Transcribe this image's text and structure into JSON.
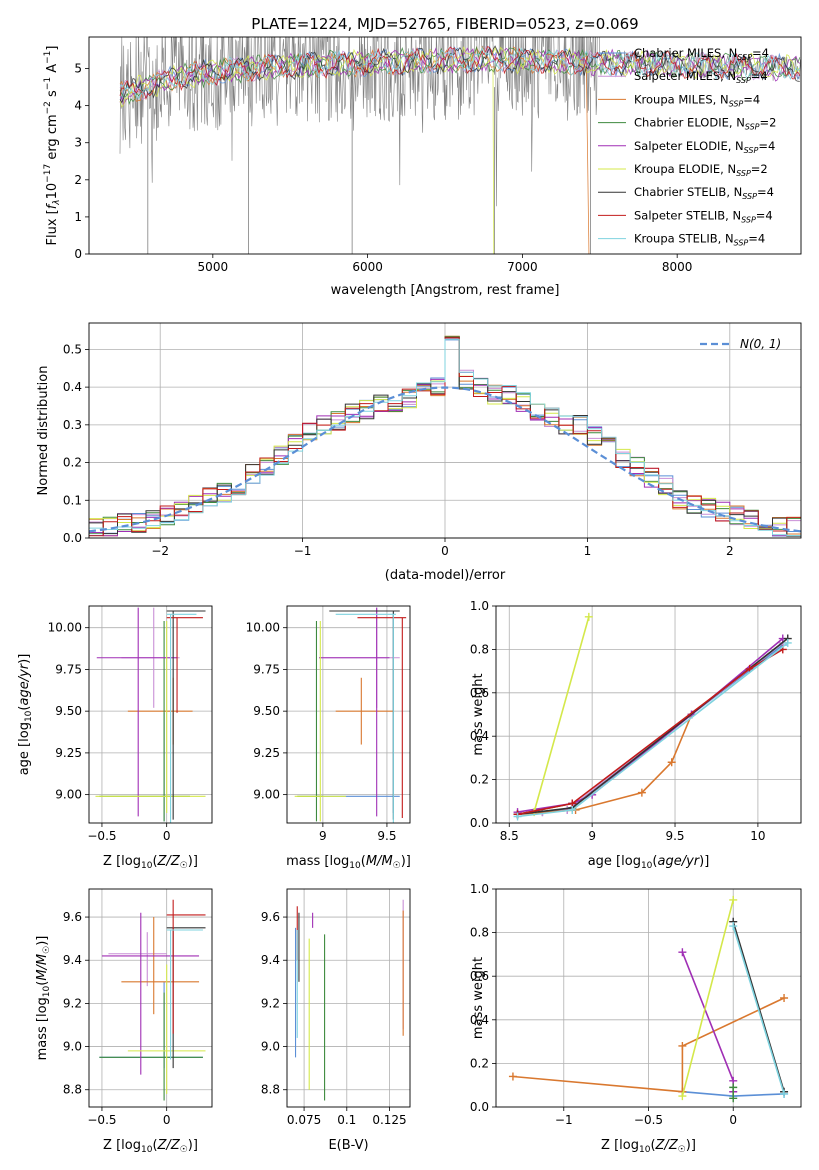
{
  "title": "PLATE=1224, MJD=52765, FIBERID=0523, z=0.069",
  "colors": {
    "Chabrier MILES": "#5b8fd6",
    "Salpeter MILES": "#c98fd6",
    "Kroupa MILES": "#d9782f",
    "Chabrier ELODIE": "#3e8a3e",
    "Salpeter ELODIE": "#a02fb5",
    "Kroupa ELODIE": "#d4e84a",
    "Chabrier STELIB": "#333333",
    "Salpeter STELIB": "#c21b1b",
    "Kroupa STELIB": "#7fd3df",
    "data": "#808080",
    "gaussian": "#5b8fd6"
  },
  "chart_data": [
    {
      "id": "spectrum",
      "type": "line",
      "xlabel": "wavelength [Angstrom, rest frame]",
      "ylabel": "Flux [f_λ10^-17 erg cm^-2 s^-1 A^-1]",
      "xlim": [
        4200,
        8800
      ],
      "ylim": [
        0,
        5.85
      ],
      "xticks": [
        5000,
        6000,
        7000,
        8000
      ],
      "yticks": [
        0,
        1,
        2,
        3,
        4,
        5
      ],
      "legend_position": "upper right",
      "legend": [
        {
          "name": "Chabrier MILES",
          "sub": "N_SSP=4"
        },
        {
          "name": "Salpeter MILES",
          "sub": "N_SSP=4"
        },
        {
          "name": "Kroupa MILES",
          "sub": "N_SSP=4"
        },
        {
          "name": "Chabrier ELODIE",
          "sub": "N_SSP=2"
        },
        {
          "name": "Salpeter ELODIE",
          "sub": "N_SSP=4"
        },
        {
          "name": "Kroupa ELODIE",
          "sub": "N_SSP=2"
        },
        {
          "name": "Chabrier STELIB",
          "sub": "N_SSP=4"
        },
        {
          "name": "Salpeter STELIB",
          "sub": "N_SSP=4"
        },
        {
          "name": "Kroupa STELIB",
          "sub": "N_SSP=4"
        }
      ],
      "model_trend": {
        "x": [
          4400,
          4800,
          5200,
          5600,
          6000,
          6400,
          6800,
          7200,
          7600,
          8000,
          8400,
          8800
        ],
        "y": [
          4.3,
          4.8,
          5.0,
          5.1,
          5.15,
          5.2,
          5.25,
          5.2,
          5.15,
          5.1,
          5.05,
          5.0
        ]
      }
    },
    {
      "id": "residuals",
      "type": "histogram",
      "xlabel": "(data-model)/error",
      "ylabel": "Normed distribution",
      "xlim": [
        -2.5,
        2.5
      ],
      "ylim": [
        0,
        0.57
      ],
      "xticks": [
        -2,
        -1,
        0,
        1,
        2
      ],
      "yticks": [
        0.0,
        0.1,
        0.2,
        0.3,
        0.4,
        0.5
      ],
      "grid": true,
      "legend_position": "upper right",
      "gaussian_label": "N(0, 1)",
      "bin_edges": [
        -2.5,
        -2.4,
        -2.3,
        -2.2,
        -2.1,
        -2.0,
        -1.9,
        -1.8,
        -1.7,
        -1.6,
        -1.5,
        -1.4,
        -1.3,
        -1.2,
        -1.1,
        -1.0,
        -0.9,
        -0.8,
        -0.7,
        -0.6,
        -0.5,
        -0.4,
        -0.3,
        -0.2,
        -0.1,
        0.0,
        0.1,
        0.2,
        0.3,
        0.4,
        0.5,
        0.6,
        0.7,
        0.8,
        0.9,
        1.0,
        1.1,
        1.2,
        1.3,
        1.4,
        1.5,
        1.6,
        1.7,
        1.8,
        1.9,
        2.0,
        2.1,
        2.2,
        2.3,
        2.4,
        2.5
      ],
      "base_counts": [
        0.03,
        0.03,
        0.04,
        0.04,
        0.05,
        0.06,
        0.07,
        0.09,
        0.11,
        0.12,
        0.14,
        0.17,
        0.19,
        0.22,
        0.25,
        0.28,
        0.3,
        0.31,
        0.33,
        0.34,
        0.36,
        0.36,
        0.37,
        0.4,
        0.4,
        0.51,
        0.42,
        0.4,
        0.38,
        0.38,
        0.36,
        0.33,
        0.32,
        0.3,
        0.3,
        0.27,
        0.25,
        0.21,
        0.19,
        0.16,
        0.14,
        0.1,
        0.09,
        0.08,
        0.07,
        0.06,
        0.05,
        0.04,
        0.03,
        0.03
      ]
    },
    {
      "id": "age_vs_Z",
      "type": "errorbar",
      "xlabel": "Z [log10(Z/Z☉)]",
      "ylabel": "age [log10(age/yr)]",
      "xlim": [
        -0.6,
        0.35
      ],
      "ylim": [
        8.83,
        10.13
      ],
      "xticks": [
        -0.5,
        0.0
      ],
      "yticks": [
        9.0,
        9.25,
        9.5,
        9.75,
        10.0
      ],
      "grid": true,
      "points": [
        {
          "s": "Chabrier MILES",
          "x": -0.02,
          "xe": [
            0.02,
            0.02
          ],
          "y": 8.99,
          "ye": [
            0.15,
            0.5
          ]
        },
        {
          "s": "Salpeter MILES",
          "x": -0.1,
          "xe": [
            0.25,
            0.2
          ],
          "y": 9.82,
          "ye": [
            0.3,
            0.3
          ]
        },
        {
          "s": "Kroupa MILES",
          "x": 0.05,
          "xe": [
            0.35,
            0.15
          ],
          "y": 9.5,
          "ye": [
            0.2,
            0.2
          ]
        },
        {
          "s": "Chabrier ELODIE",
          "x": -0.02,
          "xe": [
            0.5,
            0.2
          ],
          "y": 8.99,
          "ye": [
            0.15,
            1.05
          ]
        },
        {
          "s": "Salpeter ELODIE",
          "x": -0.22,
          "xe": [
            0.32,
            0.3
          ],
          "y": 9.82,
          "ye": [
            0.95,
            0.3
          ]
        },
        {
          "s": "Kroupa ELODIE",
          "x": 0.0,
          "xe": [
            0.55,
            0.3
          ],
          "y": 8.99,
          "ye": [
            0.1,
            1.05
          ]
        },
        {
          "s": "Chabrier STELIB",
          "x": 0.05,
          "xe": [
            0.05,
            0.25
          ],
          "y": 10.1,
          "ye": [
            1.25,
            0.0
          ]
        },
        {
          "s": "Salpeter STELIB",
          "x": 0.08,
          "xe": [
            0.08,
            0.2
          ],
          "y": 10.06,
          "ye": [
            0.57,
            0.0
          ]
        },
        {
          "s": "Kroupa STELIB",
          "x": 0.03,
          "xe": [
            0.03,
            0.2
          ],
          "y": 10.08,
          "ye": [
            1.25,
            0.0
          ]
        }
      ]
    },
    {
      "id": "age_vs_mass",
      "type": "errorbar",
      "xlabel": "mass [log10(M/M☉)]",
      "ylabel": "",
      "xlim": [
        8.72,
        9.68
      ],
      "ylim": [
        8.83,
        10.13
      ],
      "xticks": [
        9.0,
        9.5
      ],
      "yticks": [
        9.0,
        9.25,
        9.5,
        9.75,
        10.0
      ],
      "grid": true,
      "points": [
        {
          "s": "Chabrier MILES",
          "x": 9.55,
          "xe": [
            0.6,
            0.05
          ],
          "y": 8.99,
          "ye": [
            0.1,
            1.1
          ]
        },
        {
          "s": "Salpeter MILES",
          "x": 9.42,
          "xe": [
            0.45,
            0.18
          ],
          "y": 9.82,
          "ye": [
            0.3,
            0.3
          ]
        },
        {
          "s": "Kroupa MILES",
          "x": 9.3,
          "xe": [
            0.2,
            0.25
          ],
          "y": 9.5,
          "ye": [
            0.2,
            0.2
          ]
        },
        {
          "s": "Chabrier ELODIE",
          "x": 8.95,
          "xe": [
            0.15,
            0.05
          ],
          "y": 8.99,
          "ye": [
            0.15,
            1.05
          ]
        },
        {
          "s": "Salpeter ELODIE",
          "x": 9.42,
          "xe": [
            0.45,
            0.1
          ],
          "y": 9.82,
          "ye": [
            0.95,
            0.3
          ]
        },
        {
          "s": "Kroupa ELODIE",
          "x": 8.98,
          "xe": [
            0.2,
            0.2
          ],
          "y": 8.99,
          "ye": [
            0.15,
            1.05
          ]
        },
        {
          "s": "Chabrier STELIB",
          "x": 9.55,
          "xe": [
            0.5,
            0.05
          ],
          "y": 10.1,
          "ye": [
            1.25,
            0.0
          ]
        },
        {
          "s": "Salpeter STELIB",
          "x": 9.62,
          "xe": [
            0.35,
            0.03
          ],
          "y": 10.06,
          "ye": [
            1.2,
            0.0
          ]
        },
        {
          "s": "Kroupa STELIB",
          "x": 9.55,
          "xe": [
            0.45,
            0.02
          ],
          "y": 10.08,
          "ye": [
            1.25,
            0.0
          ]
        }
      ]
    },
    {
      "id": "weight_vs_age",
      "type": "line",
      "xlabel": "age [log10(age/yr)]",
      "ylabel": "mass weight",
      "xlim": [
        8.42,
        10.26
      ],
      "ylim": [
        0.0,
        1.0
      ],
      "xticks": [
        8.5,
        9.0,
        9.5,
        10.0
      ],
      "yticks": [
        0.0,
        0.2,
        0.4,
        0.6,
        0.8,
        1.0
      ],
      "grid": true,
      "series": [
        {
          "name": "Chabrier MILES",
          "x": [
            8.7,
            8.85,
            9.6,
            10.15
          ],
          "y": [
            0.05,
            0.06,
            0.5,
            0.82
          ]
        },
        {
          "name": "Salpeter MILES",
          "x": [
            8.7,
            8.85,
            9.6,
            10.15
          ],
          "y": [
            0.05,
            0.06,
            0.5,
            0.83
          ]
        },
        {
          "name": "Kroupa MILES",
          "x": [
            8.55,
            8.9,
            9.3,
            9.48,
            9.6
          ],
          "y": [
            0.04,
            0.06,
            0.14,
            0.28,
            0.5
          ]
        },
        {
          "name": "Chabrier ELODIE",
          "x": [
            8.55,
            8.88
          ],
          "y": [
            0.04,
            0.09
          ]
        },
        {
          "name": "Salpeter ELODIE",
          "x": [
            8.55,
            8.88,
            9.0,
            9.6,
            10.15
          ],
          "y": [
            0.05,
            0.09,
            0.13,
            0.5,
            0.85
          ]
        },
        {
          "name": "Kroupa ELODIE",
          "x": [
            8.65,
            8.98
          ],
          "y": [
            0.05,
            0.95
          ]
        },
        {
          "name": "Chabrier STELIB",
          "x": [
            8.55,
            8.88,
            10.18
          ],
          "y": [
            0.04,
            0.07,
            0.85
          ]
        },
        {
          "name": "Salpeter STELIB",
          "x": [
            8.55,
            8.88,
            9.95,
            10.15
          ],
          "y": [
            0.04,
            0.09,
            0.71,
            0.8
          ]
        },
        {
          "name": "Kroupa STELIB",
          "x": [
            8.55,
            8.88,
            10.18
          ],
          "y": [
            0.03,
            0.06,
            0.83
          ]
        }
      ]
    },
    {
      "id": "mass_vs_Z",
      "type": "errorbar",
      "xlabel": "Z [log10(Z/Z☉)]",
      "ylabel": "mass [log10(M/M☉)]",
      "xlim": [
        -0.6,
        0.35
      ],
      "ylim": [
        8.72,
        9.73
      ],
      "xticks": [
        -0.5,
        0.0
      ],
      "yticks": [
        8.8,
        9.0,
        9.2,
        9.4,
        9.6
      ],
      "grid": true,
      "points": [
        {
          "s": "Chabrier MILES",
          "x": -0.02,
          "xe": [
            0.5,
            0.3
          ],
          "y": 8.95,
          "ye": [
            0.05,
            0.35
          ]
        },
        {
          "s": "Salpeter MILES",
          "x": -0.15,
          "xe": [
            0.3,
            0.15
          ],
          "y": 9.43,
          "ye": [
            0.15,
            0.1
          ]
        },
        {
          "s": "Kroupa MILES",
          "x": -0.1,
          "xe": [
            0.25,
            0.35
          ],
          "y": 9.3,
          "ye": [
            0.15,
            0.3
          ]
        },
        {
          "s": "Chabrier ELODIE",
          "x": -0.02,
          "xe": [
            0.5,
            0.3
          ],
          "y": 8.95,
          "ye": [
            0.2,
            0.3
          ]
        },
        {
          "s": "Salpeter ELODIE",
          "x": -0.2,
          "xe": [
            0.3,
            0.45
          ],
          "y": 9.42,
          "ye": [
            0.55,
            0.2
          ]
        },
        {
          "s": "Kroupa ELODIE",
          "x": 0.0,
          "xe": [
            0.3,
            0.3
          ],
          "y": 8.98,
          "ye": [
            0.2,
            0.4
          ]
        },
        {
          "s": "Chabrier STELIB",
          "x": 0.05,
          "xe": [
            0.05,
            0.25
          ],
          "y": 9.55,
          "ye": [
            0.65,
            0.0
          ]
        },
        {
          "s": "Salpeter STELIB",
          "x": 0.05,
          "xe": [
            0.05,
            0.25
          ],
          "y": 9.61,
          "ye": [
            0.55,
            0.07
          ]
        },
        {
          "s": "Kroupa STELIB",
          "x": 0.03,
          "xe": [
            0.03,
            0.25
          ],
          "y": 9.54,
          "ye": [
            0.6,
            0.0
          ]
        }
      ]
    },
    {
      "id": "mass_vs_ebv",
      "type": "errorbar",
      "xlabel": "E(B-V)",
      "ylabel": "",
      "xlim": [
        0.065,
        0.137
      ],
      "ylim": [
        8.72,
        9.73
      ],
      "xticks": [
        0.075,
        0.1,
        0.125
      ],
      "yticks": [
        8.8,
        9.0,
        9.2,
        9.4,
        9.6
      ],
      "grid": true,
      "points": [
        {
          "s": "Chabrier MILES",
          "x": 0.07,
          "xe": [
            0.0,
            0.0
          ],
          "y": 8.95,
          "ye": [
            0.0,
            0.6
          ]
        },
        {
          "s": "Salpeter MILES",
          "x": 0.133,
          "xe": [
            0.0,
            0.0
          ],
          "y": 9.43,
          "ye": [
            0.35,
            0.25
          ]
        },
        {
          "s": "Kroupa MILES",
          "x": 0.133,
          "xe": [
            0.0,
            0.0
          ],
          "y": 9.3,
          "ye": [
            0.25,
            0.33
          ]
        },
        {
          "s": "Chabrier ELODIE",
          "x": 0.087,
          "xe": [
            0.0,
            0.0
          ],
          "y": 8.95,
          "ye": [
            0.2,
            0.57
          ]
        },
        {
          "s": "Salpeter ELODIE",
          "x": 0.08,
          "xe": [
            0.0,
            0.0
          ],
          "y": 9.55,
          "ye": [
            0.0,
            0.07
          ]
        },
        {
          "s": "Kroupa ELODIE",
          "x": 0.078,
          "xe": [
            0.0,
            0.0
          ],
          "y": 8.95,
          "ye": [
            0.15,
            0.55
          ]
        },
        {
          "s": "Chabrier STELIB",
          "x": 0.072,
          "xe": [
            0.0,
            0.0
          ],
          "y": 9.55,
          "ye": [
            0.25,
            0.07
          ]
        },
        {
          "s": "Salpeter STELIB",
          "x": 0.071,
          "xe": [
            0.0,
            0.0
          ],
          "y": 9.6,
          "ye": [
            0.2,
            0.05
          ]
        },
        {
          "s": "Kroupa STELIB",
          "x": 0.071,
          "xe": [
            0.0,
            0.0
          ],
          "y": 9.54,
          "ye": [
            0.5,
            0.0
          ]
        }
      ]
    },
    {
      "id": "weight_vs_Z",
      "type": "line",
      "xlabel": "Z [log10(Z/Z☉)]",
      "ylabel": "mass weight",
      "xlim": [
        -1.4,
        0.4
      ],
      "ylim": [
        0.0,
        1.0
      ],
      "xticks": [
        -1.0,
        -0.5,
        0.0
      ],
      "yticks": [
        0.0,
        0.2,
        0.4,
        0.6,
        0.8,
        1.0
      ],
      "grid": true,
      "series": [
        {
          "name": "Chabrier MILES",
          "x": [
            -0.3,
            0.0,
            0.3
          ],
          "y": [
            0.07,
            0.05,
            0.06
          ]
        },
        {
          "name": "Kroupa MILES",
          "x": [
            -1.3,
            -0.3,
            -0.3,
            0.3
          ],
          "y": [
            0.14,
            0.07,
            0.28,
            0.5
          ]
        },
        {
          "name": "Salpeter ELODIE",
          "x": [
            -0.3,
            0.0,
            0.0
          ],
          "y": [
            0.71,
            0.12,
            0.07
          ]
        },
        {
          "name": "Kroupa ELODIE",
          "x": [
            -0.3,
            0.0
          ],
          "y": [
            0.05,
            0.95
          ]
        },
        {
          "name": "Chabrier STELIB",
          "x": [
            0.0,
            0.3
          ],
          "y": [
            0.85,
            0.07
          ]
        },
        {
          "name": "Kroupa STELIB",
          "x": [
            0.0,
            0.3
          ],
          "y": [
            0.83,
            0.06
          ]
        },
        {
          "name": "Chabrier ELODIE",
          "x": [
            0.0,
            0.0
          ],
          "y": [
            0.09,
            0.04
          ]
        }
      ]
    }
  ]
}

Work instructions ▸ Pick out the lines that have the word "xlabel". Copy them all.

Answer to the exercise ▸
      "xlabel": "wavelength [Angstrom, rest frame]",
      "xlabel": "(data-model)/error",
      "xlabel": "Z [log10(Z/Z☉)]",
      "xlabel": "mass [log10(M/M☉)]",
      "xlabel": "age [log10(age/yr)]",
      "xlabel": "Z [log10(Z/Z☉)]",
      "xlabel": "E(B-V)",
      "xlabel": "Z [log10(Z/Z☉)]",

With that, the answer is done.